> **Exercise brief**
Extract all of the entries and set them down verbatim.

Records contained in a dataset
>>

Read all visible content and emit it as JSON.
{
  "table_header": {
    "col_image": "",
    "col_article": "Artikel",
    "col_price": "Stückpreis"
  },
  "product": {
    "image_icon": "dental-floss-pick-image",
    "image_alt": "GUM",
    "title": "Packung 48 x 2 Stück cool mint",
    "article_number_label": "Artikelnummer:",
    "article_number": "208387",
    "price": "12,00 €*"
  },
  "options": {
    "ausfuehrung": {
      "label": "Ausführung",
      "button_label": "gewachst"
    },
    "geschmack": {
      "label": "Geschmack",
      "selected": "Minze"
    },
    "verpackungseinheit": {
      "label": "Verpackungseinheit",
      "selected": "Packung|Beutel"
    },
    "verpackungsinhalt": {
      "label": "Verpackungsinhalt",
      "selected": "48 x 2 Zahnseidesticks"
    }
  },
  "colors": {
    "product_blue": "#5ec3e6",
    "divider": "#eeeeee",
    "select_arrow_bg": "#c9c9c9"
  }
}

<<

> **Correct output**
Read all visible content and emit it as JSON.
{
  "table_header": {
    "col_image": "",
    "col_article": "Artikel",
    "col_price": "Stückpreis"
  },
  "product": {
    "image_icon": "dental-floss-pick-image",
    "image_alt": "GUM",
    "title": "Packung 48 x 2 Stück cool mint",
    "article_number_label": "Artikelnummer:",
    "article_number": "208387",
    "price": "12,00 €*"
  },
  "options": {
    "ausfuehrung": {
      "label": "Ausführung",
      "button_label": "gewachst"
    },
    "geschmack": {
      "label": "Geschmack",
      "selected": "Minze"
    },
    "verpackungseinheit": {
      "label": "Verpackungseinheit",
      "selected": "Packung|Beutel"
    },
    "verpackungsinhalt": {
      "label": "Verpackungsinhalt",
      "selected": "48 x 2 Zahnseidesticks"
    }
  },
  "colors": {
    "product_blue": "#5ec3e6",
    "divider": "#eeeeee",
    "select_arrow_bg": "#c9c9c9"
  }
}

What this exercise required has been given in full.